:: Provided records ::
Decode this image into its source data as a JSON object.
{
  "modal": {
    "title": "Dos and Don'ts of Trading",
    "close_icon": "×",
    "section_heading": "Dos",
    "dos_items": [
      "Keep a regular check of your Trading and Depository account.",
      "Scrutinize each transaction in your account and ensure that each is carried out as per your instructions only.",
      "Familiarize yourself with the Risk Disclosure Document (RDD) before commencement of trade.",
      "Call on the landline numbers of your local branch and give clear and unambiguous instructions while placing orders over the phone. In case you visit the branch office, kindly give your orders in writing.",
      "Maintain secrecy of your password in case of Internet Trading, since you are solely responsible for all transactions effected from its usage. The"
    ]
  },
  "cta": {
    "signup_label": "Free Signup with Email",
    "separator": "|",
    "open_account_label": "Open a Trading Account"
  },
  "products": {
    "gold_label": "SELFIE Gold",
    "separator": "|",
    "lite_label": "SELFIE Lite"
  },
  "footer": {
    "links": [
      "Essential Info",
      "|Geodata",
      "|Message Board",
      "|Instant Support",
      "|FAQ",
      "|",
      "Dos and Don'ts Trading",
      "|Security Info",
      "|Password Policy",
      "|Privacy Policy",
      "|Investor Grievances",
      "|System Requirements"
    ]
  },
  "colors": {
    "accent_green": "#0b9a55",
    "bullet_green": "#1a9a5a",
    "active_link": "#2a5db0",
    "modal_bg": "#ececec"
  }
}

:: What is asked ::
Each record must be repeated exactly as it is.

:: Result ::
Decode this image into its source data as a JSON object.
{
  "modal": {
    "title": "Dos and Don'ts of Trading",
    "close_icon": "×",
    "section_heading": "Dos",
    "dos_items": [
      "Keep a regular check of your Trading and Depository account.",
      "Scrutinize each transaction in your account and ensure that each is carried out as per your instructions only.",
      "Familiarize yourself with the Risk Disclosure Document (RDD) before commencement of trade.",
      "Call on the landline numbers of your local branch and give clear and unambiguous instructions while placing orders over the phone. In case you visit the branch office, kindly give your orders in writing.",
      "Maintain secrecy of your password in case of Internet Trading, since you are solely responsible for all transactions effected from its usage. The"
    ]
  },
  "cta": {
    "signup_label": "Free Signup with Email",
    "separator": "|",
    "open_account_label": "Open a Trading Account"
  },
  "products": {
    "gold_label": "SELFIE Gold",
    "separator": "|",
    "lite_label": "SELFIE Lite"
  },
  "footer": {
    "links": [
      "Essential Info",
      "|Geodata",
      "|Message Board",
      "|Instant Support",
      "|FAQ",
      "|",
      "Dos and Don'ts Trading",
      "|Security Info",
      "|Password Policy",
      "|Privacy Policy",
      "|Investor Grievances",
      "|System Requirements"
    ]
  },
  "colors": {
    "accent_green": "#0b9a55",
    "bullet_green": "#1a9a5a",
    "active_link": "#2a5db0",
    "modal_bg": "#ececec"
  }
}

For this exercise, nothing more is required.